↓↓↓

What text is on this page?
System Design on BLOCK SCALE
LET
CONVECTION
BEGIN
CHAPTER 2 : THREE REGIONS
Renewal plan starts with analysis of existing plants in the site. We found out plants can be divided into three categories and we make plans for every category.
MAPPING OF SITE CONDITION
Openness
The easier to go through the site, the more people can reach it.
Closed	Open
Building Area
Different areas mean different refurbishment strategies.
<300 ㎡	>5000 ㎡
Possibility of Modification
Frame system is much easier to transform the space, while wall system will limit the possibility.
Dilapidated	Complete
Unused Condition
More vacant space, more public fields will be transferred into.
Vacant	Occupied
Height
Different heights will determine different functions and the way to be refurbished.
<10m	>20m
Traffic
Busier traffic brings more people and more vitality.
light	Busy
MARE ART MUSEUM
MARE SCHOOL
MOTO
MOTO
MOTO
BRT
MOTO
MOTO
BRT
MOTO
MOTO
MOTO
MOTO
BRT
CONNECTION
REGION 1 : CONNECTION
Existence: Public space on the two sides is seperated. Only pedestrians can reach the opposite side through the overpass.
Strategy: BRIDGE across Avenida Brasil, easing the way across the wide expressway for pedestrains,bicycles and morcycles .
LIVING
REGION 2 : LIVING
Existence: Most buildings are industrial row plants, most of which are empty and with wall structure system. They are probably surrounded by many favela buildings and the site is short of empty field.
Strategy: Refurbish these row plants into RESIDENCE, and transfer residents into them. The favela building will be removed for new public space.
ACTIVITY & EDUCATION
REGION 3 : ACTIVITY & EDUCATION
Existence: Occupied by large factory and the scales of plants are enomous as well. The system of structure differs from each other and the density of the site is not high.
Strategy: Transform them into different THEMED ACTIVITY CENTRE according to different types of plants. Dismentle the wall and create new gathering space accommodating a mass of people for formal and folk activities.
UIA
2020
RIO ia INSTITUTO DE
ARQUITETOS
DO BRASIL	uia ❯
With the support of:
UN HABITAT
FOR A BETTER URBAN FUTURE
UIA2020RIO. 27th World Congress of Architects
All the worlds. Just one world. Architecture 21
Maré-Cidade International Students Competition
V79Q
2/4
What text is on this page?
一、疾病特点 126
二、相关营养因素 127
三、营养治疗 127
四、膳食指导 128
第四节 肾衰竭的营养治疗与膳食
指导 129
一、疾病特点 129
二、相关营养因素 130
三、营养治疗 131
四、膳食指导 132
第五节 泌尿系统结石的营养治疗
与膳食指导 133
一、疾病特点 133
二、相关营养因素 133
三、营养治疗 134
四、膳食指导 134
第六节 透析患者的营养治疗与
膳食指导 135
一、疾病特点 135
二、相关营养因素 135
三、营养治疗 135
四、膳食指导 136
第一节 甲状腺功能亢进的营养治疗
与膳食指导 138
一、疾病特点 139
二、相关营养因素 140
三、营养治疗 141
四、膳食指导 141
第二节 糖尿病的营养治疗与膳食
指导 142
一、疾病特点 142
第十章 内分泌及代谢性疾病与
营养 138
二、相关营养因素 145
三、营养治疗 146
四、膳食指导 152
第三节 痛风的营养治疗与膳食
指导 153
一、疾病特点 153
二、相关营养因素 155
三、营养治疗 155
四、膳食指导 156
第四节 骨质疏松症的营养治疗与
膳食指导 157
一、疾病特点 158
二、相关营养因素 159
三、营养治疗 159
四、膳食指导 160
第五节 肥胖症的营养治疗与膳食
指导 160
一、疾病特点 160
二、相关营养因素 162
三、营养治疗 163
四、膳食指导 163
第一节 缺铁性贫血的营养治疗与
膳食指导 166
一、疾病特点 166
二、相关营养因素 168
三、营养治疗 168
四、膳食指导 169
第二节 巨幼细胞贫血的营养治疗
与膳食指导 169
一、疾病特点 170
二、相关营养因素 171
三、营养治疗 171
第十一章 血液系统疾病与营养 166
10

↑↑↑

Challenge: Repeat the material in full, exactly as it stands.

Right answer:
What text is on this page?
System Design on BLOCK SCALE
LET
CONVECTION
BEGIN
CHAPTER 2 : THREE REGIONS
Renewal plan starts with analysis of existing plants in the site. We found out plants can be divided into three categories and we make plans for every category.
MAPPING OF SITE CONDITION
Openness
The easier to go through the site, the more people can reach it.
Closed	Open
Building Area
Different areas mean different refurbishment strategies.
<300 ㎡	>5000 ㎡
Possibility of Modification
Frame system is much easier to transform the space, while wall system will limit the possibility.
Dilapidated	Complete
Unused Condition
More vacant space, more public fields will be transferred into.
Vacant	Occupied
Height
Different heights will determine different functions and the way to be refurbished.
<10m	>20m
Traffic
Busier traffic brings more people and more vitality.
light	Busy
MARE ART MUSEUM
MARE SCHOOL
MOTO
MOTO
MOTO
BRT
MOTO
MOTO
BRT
MOTO
MOTO
MOTO
MOTO
BRT
CONNECTION
REGION 1 : CONNECTION
Existence: Public space on the two sides is seperated. Only pedestrians can reach the opposite side through the overpass.
Strategy: BRIDGE across Avenida Brasil, easing the way across the wide expressway for pedestrains,bicycles and morcycles .
LIVING
REGION 2 : LIVING
Existence: Most buildings are industrial row plants, most of which are empty and with wall structure system. They are probably surrounded by many favela buildings and the site is short of empty field.
Strategy: Refurbish these row plants into RESIDENCE, and transfer residents into them. The favela building will be removed for new public space.
ACTIVITY & EDUCATION
REGION 3 : ACTIVITY & EDUCATION
Existence: Occupied by large factory and the scales of plants are enomous as well. The system of structure differs from each other and the density of the site is not high.
Strategy: Transform them into different THEMED ACTIVITY CENTRE according to different types of plants. Dismentle the wall and create new gathering space accommodating a mass of people for formal and folk activities.
UIA
2020
RIO ia INSTITUTO DE
ARQUITETOS
DO BRASIL	uia ❯
With the support of:
UN HABITAT
FOR A BETTER URBAN FUTURE
UIA2020RIO. 27th World Congress of Architects
All the worlds. Just one world. Architecture 21
Maré-Cidade International Students Competition
V79Q
2/4
What text is on this page?
一、疾病特点 126
二、相关营养因素 127
三、营养治疗 127
四、膳食指导 128
第四节 肾衰竭的营养治疗与膳食
指导 129
一、疾病特点 129
二、相关营养因素 130
三、营养治疗 131
四、膳食指导 132
第五节 泌尿系统结石的营养治疗
与膳食指导 133
一、疾病特点 133
二、相关营养因素 133
三、营养治疗 134
四、膳食指导 134
第六节 透析患者的营养治疗与
膳食指导 135
一、疾病特点 135
二、相关营养因素 135
三、营养治疗 135
四、膳食指导 136
第一节 甲状腺功能亢进的营养治疗
与膳食指导 138
一、疾病特点 139
二、相关营养因素 140
三、营养治疗 141
四、膳食指导 141
第二节 糖尿病的营养治疗与膳食
指导 142
一、疾病特点 142
第十章 内分泌及代谢性疾病与
营养 138
二、相关营养因素 145
三、营养治疗 146
四、膳食指导 152
第三节 痛风的营养治疗与膳食
指导 153
一、疾病特点 153
二、相关营养因素 155
三、营养治疗 155
四、膳食指导 156
第四节 骨质疏松症的营养治疗与
膳食指导 157
一、疾病特点 158
二、相关营养因素 159
三、营养治疗 159
四、膳食指导 160
第五节 肥胖症的营养治疗与膳食
指导 160
一、疾病特点 160
二、相关营养因素 162
三、营养治疗 163
四、膳食指导 163
第一节 缺铁性贫血的营养治疗与
膳食指导 166
一、疾病特点 166
二、相关营养因素 168
三、营养治疗 168
四、膳食指导 169
第二节 巨幼细胞贫血的营养治疗
与膳食指导 169
一、疾病特点 170
二、相关营养因素 171
三、营养治疗 171
第十一章 血液系统疾病与营养 166
10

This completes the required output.